> _What you need to do_
A - According to the perf cache-miss text, which cache events does the perf generic event set include?
B - Rewrite the perf cache-miss text from "While L1d store" up to and including "events should work.", substituting "clumsy" for "ugly".

> _Source text_
──────

While L1d store miss are not available on your cpu, you should think about what is the store miss and how it is implemented. Probably, this request will be passed to some next level of cache/memory hierarchy, for example it will become L2 store access. perf generic event set is ugly (was introduced in the era of 2 level cache in Core2) and has only L1 and LLC (last level cache) cache events. Not sure how LLC is mapped in the current era of shared L3, is it L2 or L3 (skylake's llc = L3). But intel-specific events should work.
Linux perf reporting cache misses for unexpected instruction
About your example:
There are several instructions before and at the high counter:
│ movsd (%rcx,%rsi,8),%xmm0
0.13 │ ucomis (%rcx,%rdx,8),%xmm0
57.99 │ ↑ jbe ff
"movsd" loads word from (%rcx,%rsi,8)
(some array access) into xmm0 register, and "ucomis" loads another word from (%rcx,%rdx,8)
and compares it with just loaded value in xmm0 register. "jbe" is conditional jump which depends on compare outcome.
Many modern Intel CPUs (and AMD probably too) can and will fuse (combine) some combinations of operations (realworldtech.com/nehalem/5 "into a single uop, CMP+JCC") together, and cmp + conditional jump very common instruction combination to be fused (you can check it with Intel IACA
simulating tool, use ver 2.1 for your CPU). Fused pair may be reported in perf/PMUs/PEBS incorrectly with skew of most events towards one of two instructions.
This code probably means that expression "dist[i] < dist[tmp]" generates two memory accesses, and both of values are used in ucomis
instruction which is (partially?) fused with jbe
conditional jump. Either dist[i] or dist[tmp] or both expressions generates high number of misses. Any of such miss will block ucomis
to generate result and block jbe
to give next instruction to execute (or to retire predicted instructions). So, jbe
may get all fame of high counters instead of real memory-access instructions (and for "far" event like cache response there is some skew towards last blocked instruction).
You may try to merge visited[N] and dist[N] arrays into array[N] of struct { int visited; float dist}
to force prefetching of array[i].dist
when you access array[i].visited
or you may try to change order of vertex access, or renumber graph vertex, or do some software prefetch for next one or more elements (?)

──────

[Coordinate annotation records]

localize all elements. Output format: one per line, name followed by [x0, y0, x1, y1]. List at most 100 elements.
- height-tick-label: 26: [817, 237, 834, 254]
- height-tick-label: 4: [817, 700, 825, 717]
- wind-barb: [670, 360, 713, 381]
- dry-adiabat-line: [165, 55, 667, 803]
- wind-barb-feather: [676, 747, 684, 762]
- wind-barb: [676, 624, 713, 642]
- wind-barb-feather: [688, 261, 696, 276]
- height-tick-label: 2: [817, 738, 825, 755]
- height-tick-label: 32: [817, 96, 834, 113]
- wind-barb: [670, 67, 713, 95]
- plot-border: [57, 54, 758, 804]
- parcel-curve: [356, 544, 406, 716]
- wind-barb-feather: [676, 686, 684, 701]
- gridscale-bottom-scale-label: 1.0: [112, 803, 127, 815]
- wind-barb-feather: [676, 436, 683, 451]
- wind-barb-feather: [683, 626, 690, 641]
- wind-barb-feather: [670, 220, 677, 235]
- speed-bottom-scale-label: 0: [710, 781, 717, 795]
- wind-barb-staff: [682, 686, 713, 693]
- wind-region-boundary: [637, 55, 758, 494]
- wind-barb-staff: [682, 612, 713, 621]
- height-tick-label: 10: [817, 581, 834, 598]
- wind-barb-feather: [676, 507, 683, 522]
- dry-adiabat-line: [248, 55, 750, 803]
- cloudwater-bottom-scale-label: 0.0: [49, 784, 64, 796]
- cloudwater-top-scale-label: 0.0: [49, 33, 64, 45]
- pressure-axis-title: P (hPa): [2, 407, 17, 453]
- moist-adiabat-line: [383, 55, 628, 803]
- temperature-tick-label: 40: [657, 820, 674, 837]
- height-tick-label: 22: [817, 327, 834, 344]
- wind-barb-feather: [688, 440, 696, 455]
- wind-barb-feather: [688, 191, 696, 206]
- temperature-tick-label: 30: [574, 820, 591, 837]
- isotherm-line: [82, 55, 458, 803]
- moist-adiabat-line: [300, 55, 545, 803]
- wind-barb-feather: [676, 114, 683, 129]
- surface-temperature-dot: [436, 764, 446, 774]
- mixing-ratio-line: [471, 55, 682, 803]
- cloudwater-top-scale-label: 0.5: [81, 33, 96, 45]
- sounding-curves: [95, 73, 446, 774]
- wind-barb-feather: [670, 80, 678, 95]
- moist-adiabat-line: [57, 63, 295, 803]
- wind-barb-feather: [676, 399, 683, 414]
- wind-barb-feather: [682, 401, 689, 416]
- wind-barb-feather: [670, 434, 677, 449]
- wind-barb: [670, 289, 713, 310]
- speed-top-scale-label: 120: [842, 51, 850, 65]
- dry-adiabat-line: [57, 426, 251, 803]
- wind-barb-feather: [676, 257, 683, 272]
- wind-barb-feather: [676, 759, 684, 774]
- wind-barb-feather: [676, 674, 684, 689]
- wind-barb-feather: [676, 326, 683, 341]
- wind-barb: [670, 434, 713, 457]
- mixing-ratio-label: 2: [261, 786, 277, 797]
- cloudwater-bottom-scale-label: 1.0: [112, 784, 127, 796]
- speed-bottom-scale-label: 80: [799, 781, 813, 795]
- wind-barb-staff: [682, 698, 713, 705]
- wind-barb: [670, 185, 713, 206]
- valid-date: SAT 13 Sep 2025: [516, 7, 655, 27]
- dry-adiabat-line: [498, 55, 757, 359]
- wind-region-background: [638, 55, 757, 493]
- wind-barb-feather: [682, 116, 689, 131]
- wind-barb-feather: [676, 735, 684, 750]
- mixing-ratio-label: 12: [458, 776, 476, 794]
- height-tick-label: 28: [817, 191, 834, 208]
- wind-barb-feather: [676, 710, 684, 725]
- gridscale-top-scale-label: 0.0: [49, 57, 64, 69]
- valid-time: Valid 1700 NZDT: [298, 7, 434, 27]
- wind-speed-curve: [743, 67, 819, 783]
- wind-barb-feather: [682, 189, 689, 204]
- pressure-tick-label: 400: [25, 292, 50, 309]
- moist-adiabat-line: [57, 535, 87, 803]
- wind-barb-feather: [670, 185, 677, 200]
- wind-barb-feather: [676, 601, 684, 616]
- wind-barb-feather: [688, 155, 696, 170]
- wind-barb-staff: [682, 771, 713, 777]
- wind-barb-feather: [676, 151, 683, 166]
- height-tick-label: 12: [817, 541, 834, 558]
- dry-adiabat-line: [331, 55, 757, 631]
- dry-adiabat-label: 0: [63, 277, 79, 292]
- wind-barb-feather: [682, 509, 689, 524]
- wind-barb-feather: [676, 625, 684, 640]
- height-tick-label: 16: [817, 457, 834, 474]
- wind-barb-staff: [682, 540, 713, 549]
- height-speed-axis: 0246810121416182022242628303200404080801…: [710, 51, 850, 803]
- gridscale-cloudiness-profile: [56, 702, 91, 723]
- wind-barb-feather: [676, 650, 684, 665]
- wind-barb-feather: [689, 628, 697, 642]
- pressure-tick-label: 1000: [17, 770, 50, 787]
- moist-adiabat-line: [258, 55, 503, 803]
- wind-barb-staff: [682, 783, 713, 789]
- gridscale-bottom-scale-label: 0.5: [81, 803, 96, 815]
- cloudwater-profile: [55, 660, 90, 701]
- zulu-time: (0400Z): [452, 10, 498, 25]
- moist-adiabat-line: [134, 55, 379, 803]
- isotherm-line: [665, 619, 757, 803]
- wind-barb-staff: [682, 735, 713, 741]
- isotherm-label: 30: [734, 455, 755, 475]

──────

> _Full solutions_
A - Only L1 and LLC (last level cache) cache events.

B -
While L1d store miss are not available on your cpu, you should think about what is the store miss and how it is implemented. Probably, this request will be passed to some next level of cache/memory hierarchy, for example it will become L2 store access. perf generic event set is clumsy (was introduced in the era of 2 level cache in Core2) and has only L1 and LLC (last level cache) cache events. Not sure how LLC is mapped in the current era of shared L3, is it L2 or L3 (skylake's llc = L3). But intel-specific events should work.